Stored data entries
=======

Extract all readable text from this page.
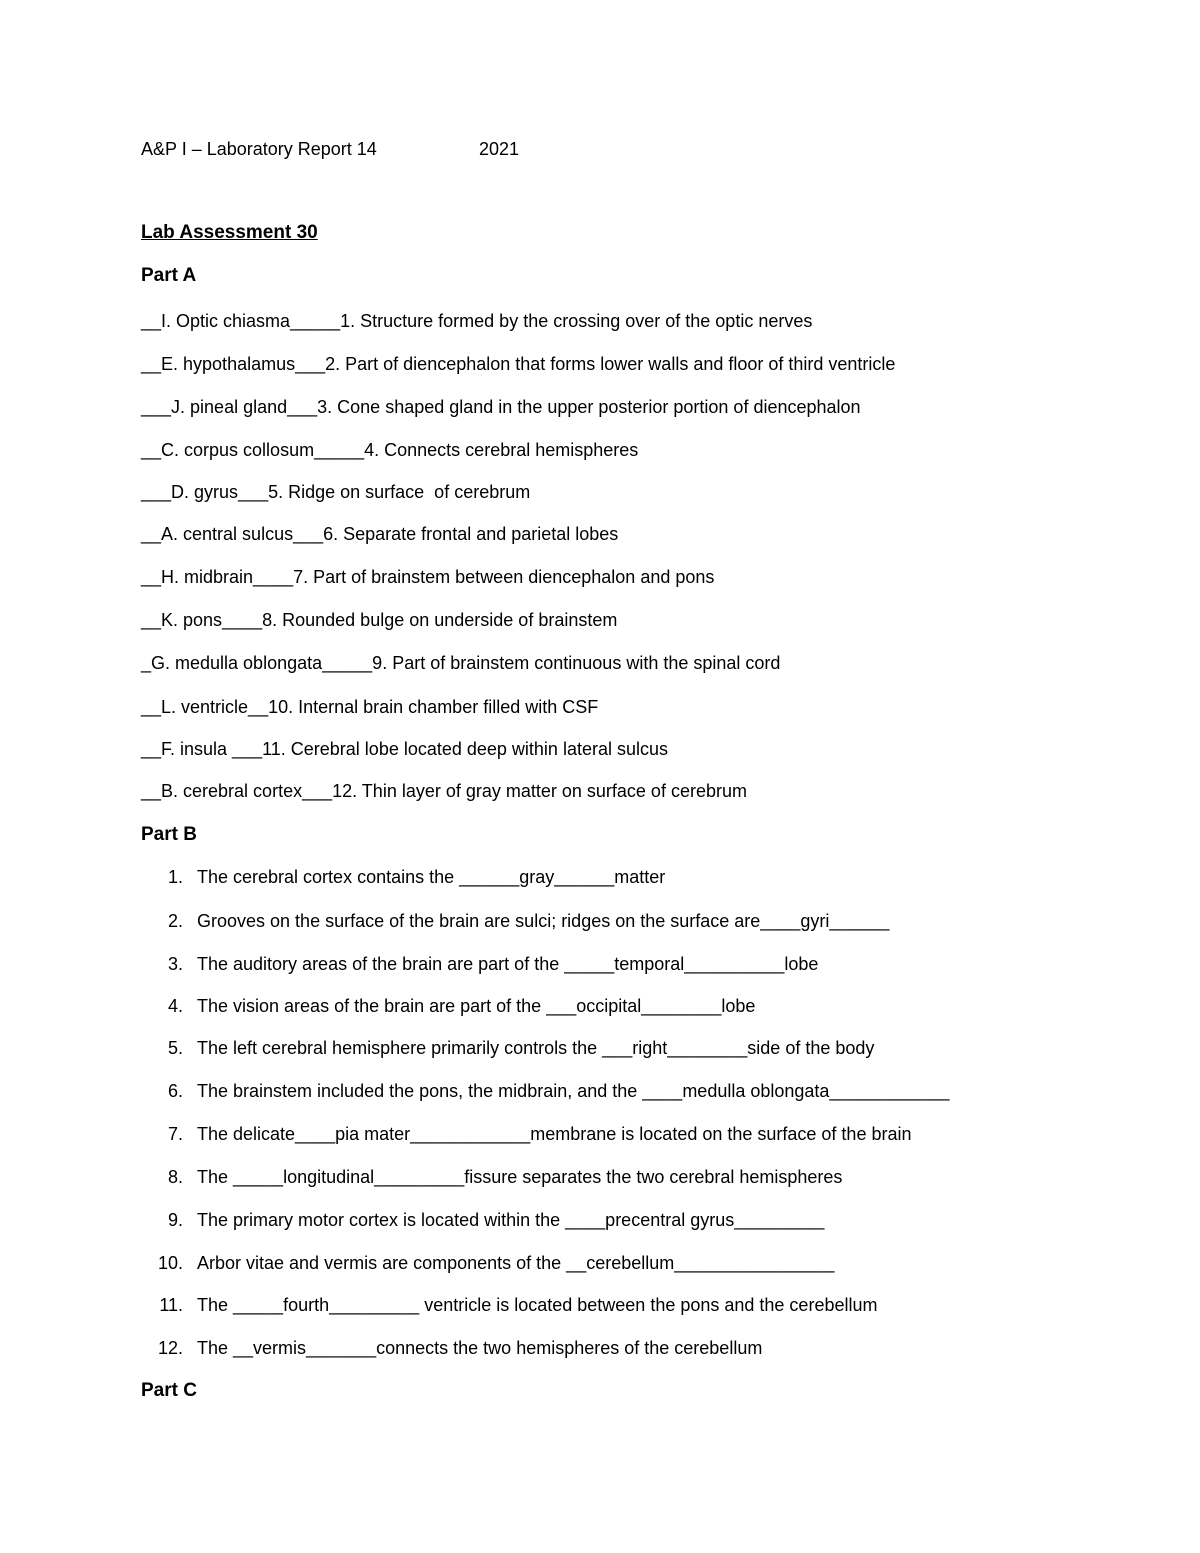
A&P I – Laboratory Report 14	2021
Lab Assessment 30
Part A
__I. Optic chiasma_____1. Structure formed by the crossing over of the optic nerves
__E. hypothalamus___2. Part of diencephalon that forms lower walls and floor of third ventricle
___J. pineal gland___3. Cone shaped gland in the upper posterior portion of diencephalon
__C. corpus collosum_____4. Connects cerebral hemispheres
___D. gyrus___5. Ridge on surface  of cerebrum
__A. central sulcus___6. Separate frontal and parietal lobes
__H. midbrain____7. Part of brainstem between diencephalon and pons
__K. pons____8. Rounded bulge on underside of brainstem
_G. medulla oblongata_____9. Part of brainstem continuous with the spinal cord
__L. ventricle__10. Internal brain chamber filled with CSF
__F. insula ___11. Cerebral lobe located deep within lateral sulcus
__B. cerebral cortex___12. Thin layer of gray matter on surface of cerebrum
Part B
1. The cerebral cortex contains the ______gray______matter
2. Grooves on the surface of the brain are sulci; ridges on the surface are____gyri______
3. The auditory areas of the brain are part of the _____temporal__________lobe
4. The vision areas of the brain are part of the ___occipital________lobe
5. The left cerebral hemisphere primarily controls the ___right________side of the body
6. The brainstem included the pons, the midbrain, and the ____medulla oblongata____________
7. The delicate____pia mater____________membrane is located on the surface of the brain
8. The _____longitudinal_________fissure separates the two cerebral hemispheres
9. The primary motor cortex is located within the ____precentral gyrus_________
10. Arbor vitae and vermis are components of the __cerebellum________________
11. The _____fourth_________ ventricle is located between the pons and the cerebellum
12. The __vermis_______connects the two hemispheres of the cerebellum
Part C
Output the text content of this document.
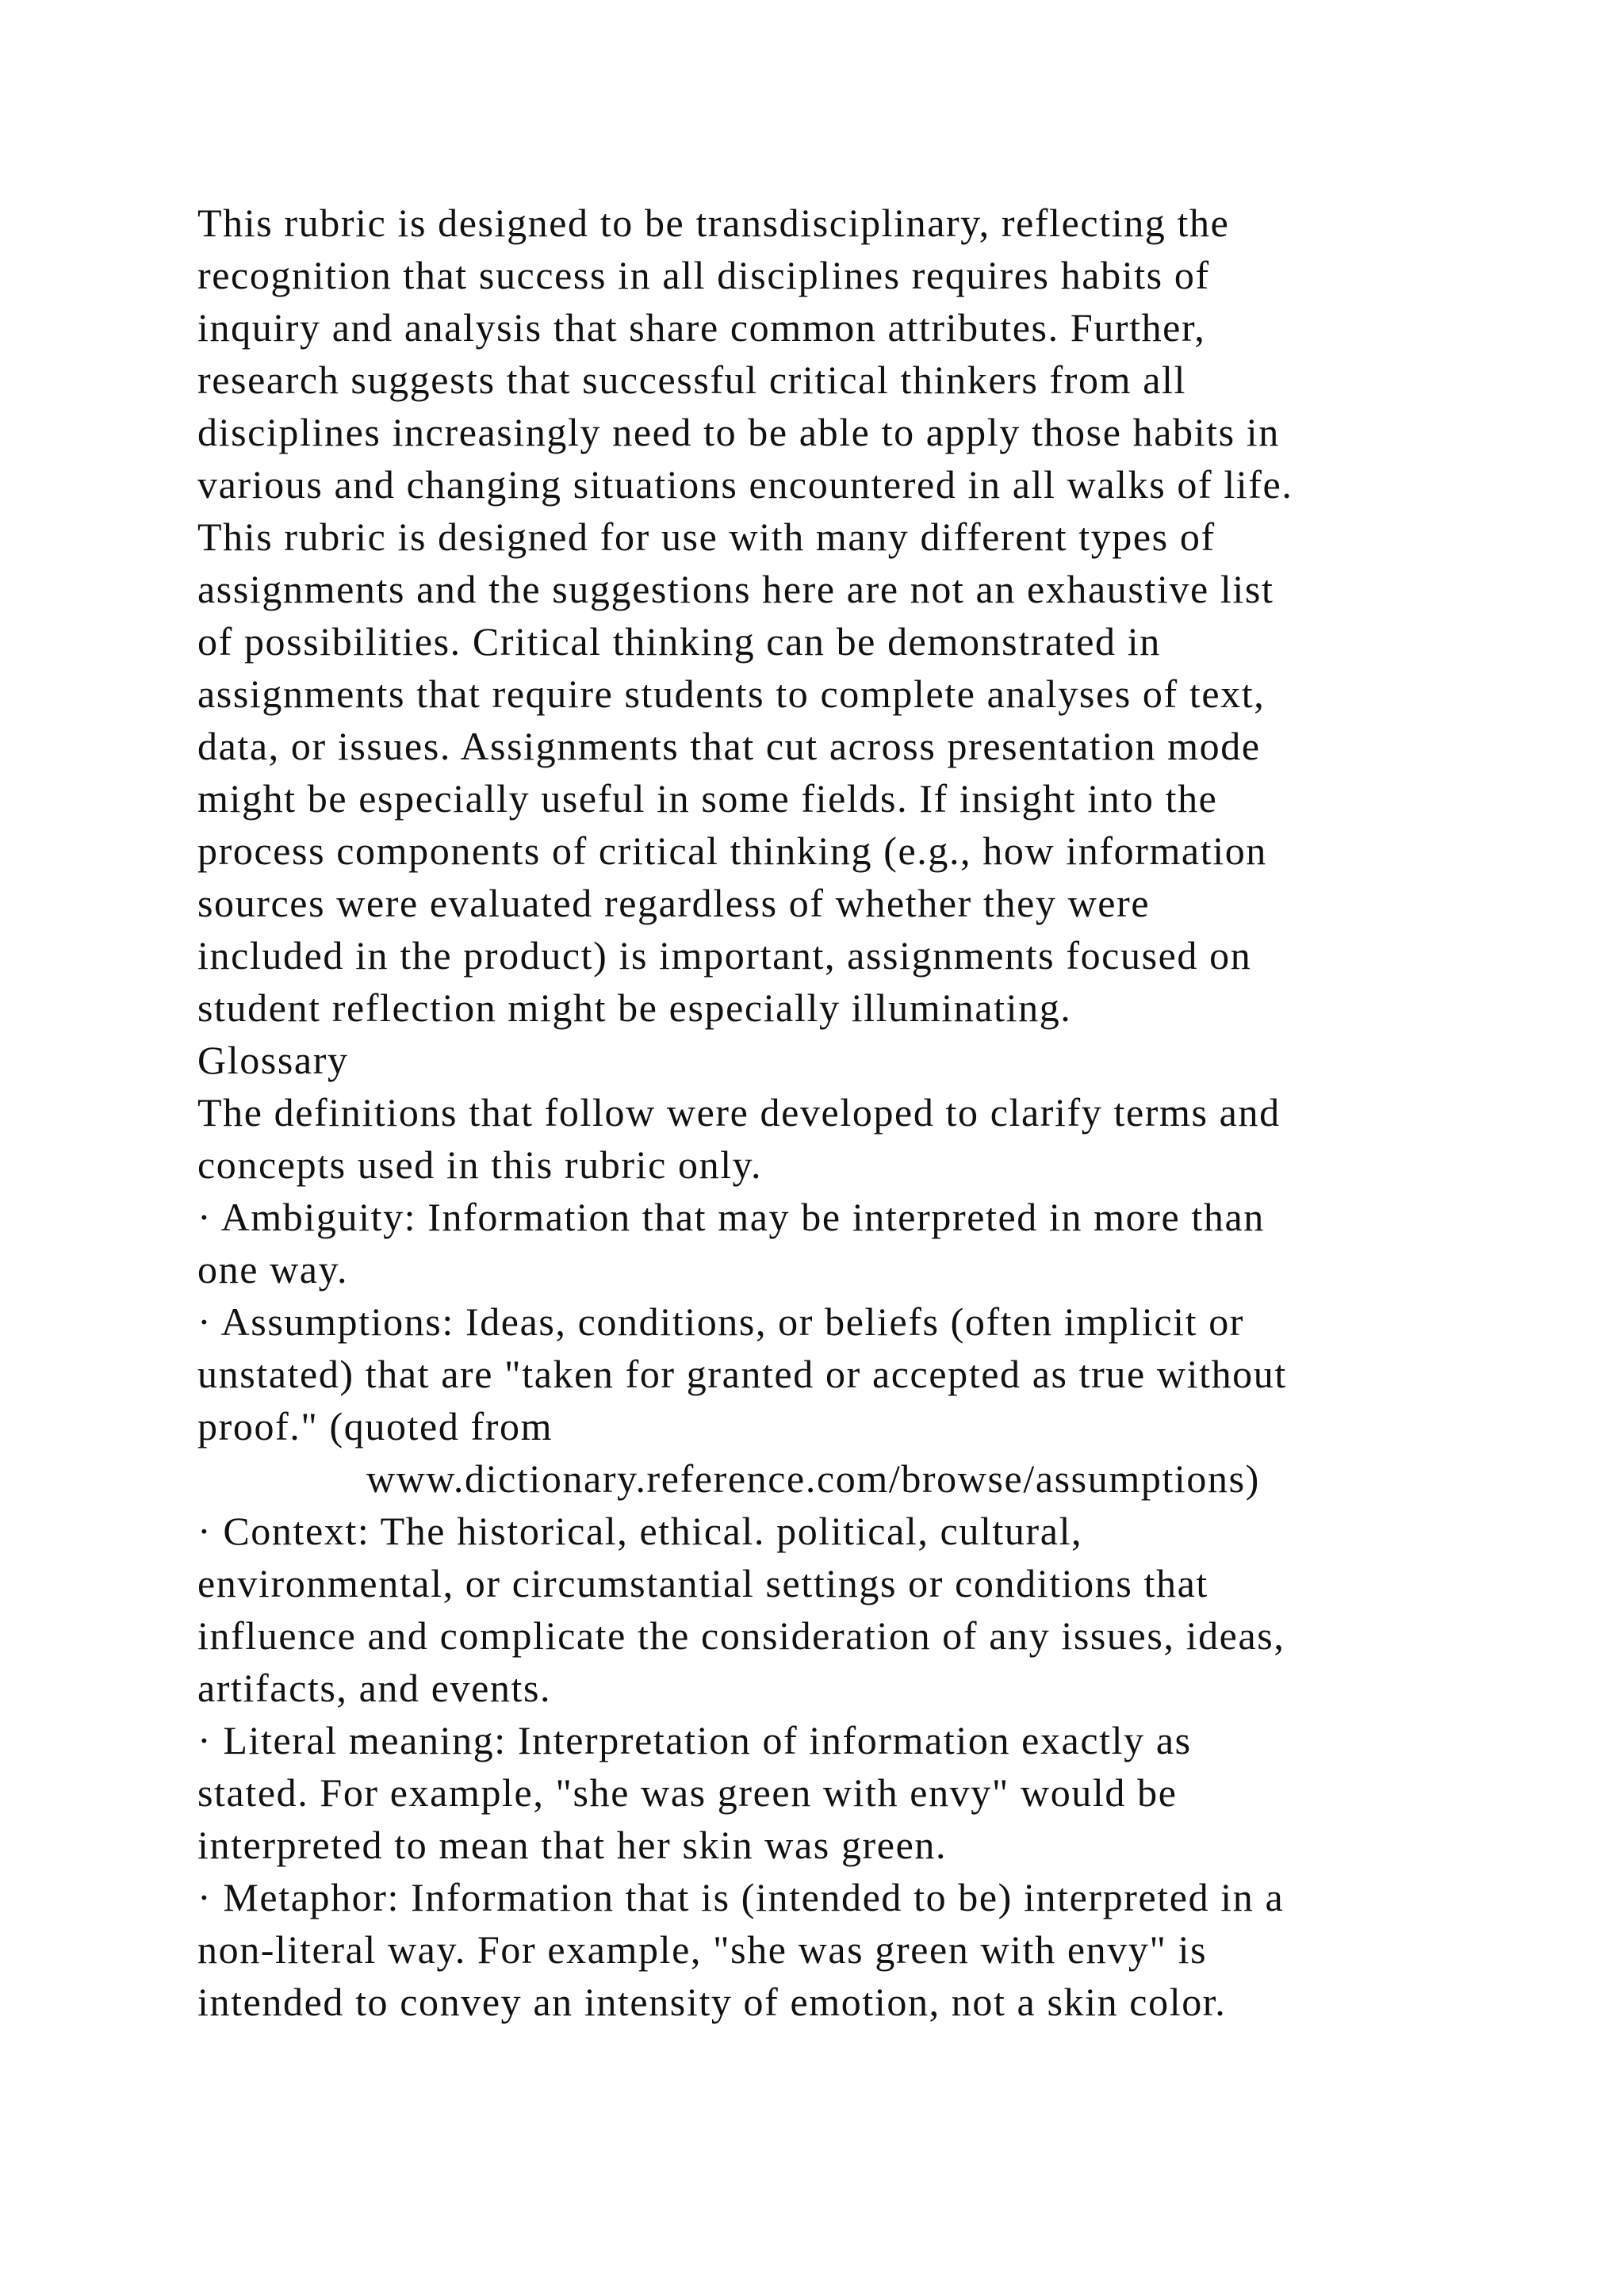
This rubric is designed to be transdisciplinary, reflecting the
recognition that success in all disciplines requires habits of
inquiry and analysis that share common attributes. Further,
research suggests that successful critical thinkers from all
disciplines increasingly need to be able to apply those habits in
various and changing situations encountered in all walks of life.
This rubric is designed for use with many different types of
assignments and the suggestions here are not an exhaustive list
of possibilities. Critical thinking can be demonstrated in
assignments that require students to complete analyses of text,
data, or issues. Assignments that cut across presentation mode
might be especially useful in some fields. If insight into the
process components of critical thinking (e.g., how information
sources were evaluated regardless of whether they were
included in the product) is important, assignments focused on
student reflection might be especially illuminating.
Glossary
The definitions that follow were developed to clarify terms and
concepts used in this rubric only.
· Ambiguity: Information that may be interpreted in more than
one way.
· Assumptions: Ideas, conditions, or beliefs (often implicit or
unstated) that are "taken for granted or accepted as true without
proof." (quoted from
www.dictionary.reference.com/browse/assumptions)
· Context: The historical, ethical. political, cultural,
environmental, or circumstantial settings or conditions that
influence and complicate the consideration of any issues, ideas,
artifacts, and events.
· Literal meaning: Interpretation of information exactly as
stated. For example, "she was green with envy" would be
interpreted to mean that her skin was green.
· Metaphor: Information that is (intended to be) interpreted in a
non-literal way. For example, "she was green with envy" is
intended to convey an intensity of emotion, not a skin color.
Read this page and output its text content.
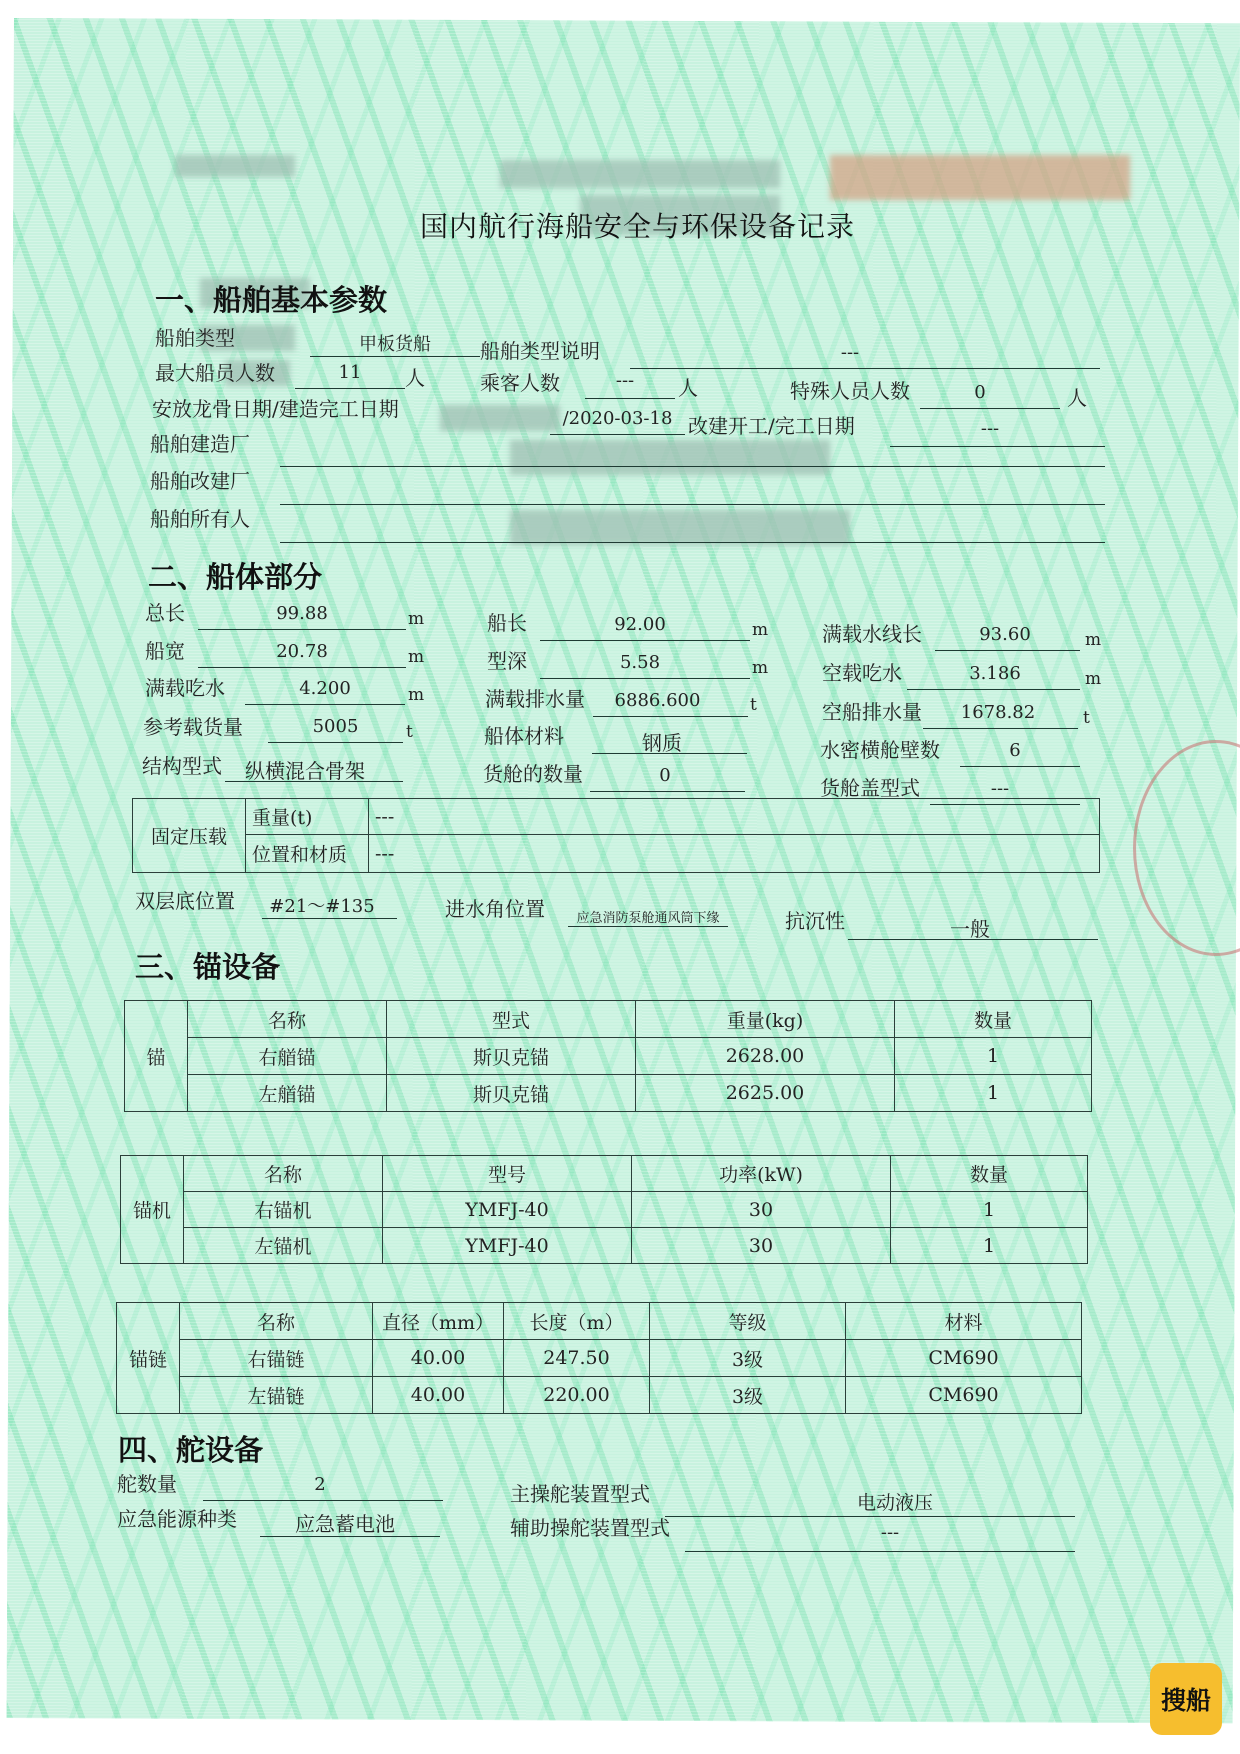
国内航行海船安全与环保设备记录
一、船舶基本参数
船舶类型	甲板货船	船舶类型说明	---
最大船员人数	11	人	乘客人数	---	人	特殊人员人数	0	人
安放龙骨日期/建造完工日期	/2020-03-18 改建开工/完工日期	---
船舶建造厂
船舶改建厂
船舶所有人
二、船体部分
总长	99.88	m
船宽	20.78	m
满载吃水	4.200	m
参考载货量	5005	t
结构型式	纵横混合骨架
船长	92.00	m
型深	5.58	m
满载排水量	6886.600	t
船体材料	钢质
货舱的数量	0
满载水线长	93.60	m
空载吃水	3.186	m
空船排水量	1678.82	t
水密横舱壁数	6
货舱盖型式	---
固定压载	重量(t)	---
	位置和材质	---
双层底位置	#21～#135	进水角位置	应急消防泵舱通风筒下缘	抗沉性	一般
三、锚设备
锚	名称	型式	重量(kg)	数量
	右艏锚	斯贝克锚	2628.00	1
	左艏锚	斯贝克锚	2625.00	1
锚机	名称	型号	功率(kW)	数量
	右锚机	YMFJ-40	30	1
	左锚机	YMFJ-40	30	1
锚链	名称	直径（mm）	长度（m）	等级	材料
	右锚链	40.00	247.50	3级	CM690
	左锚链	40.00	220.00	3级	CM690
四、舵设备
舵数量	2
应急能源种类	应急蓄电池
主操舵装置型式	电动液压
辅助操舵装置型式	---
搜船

=======

Check each line above for the string "cerebrum" and report how many lines have it, giving only the number.

**Result for this task**
2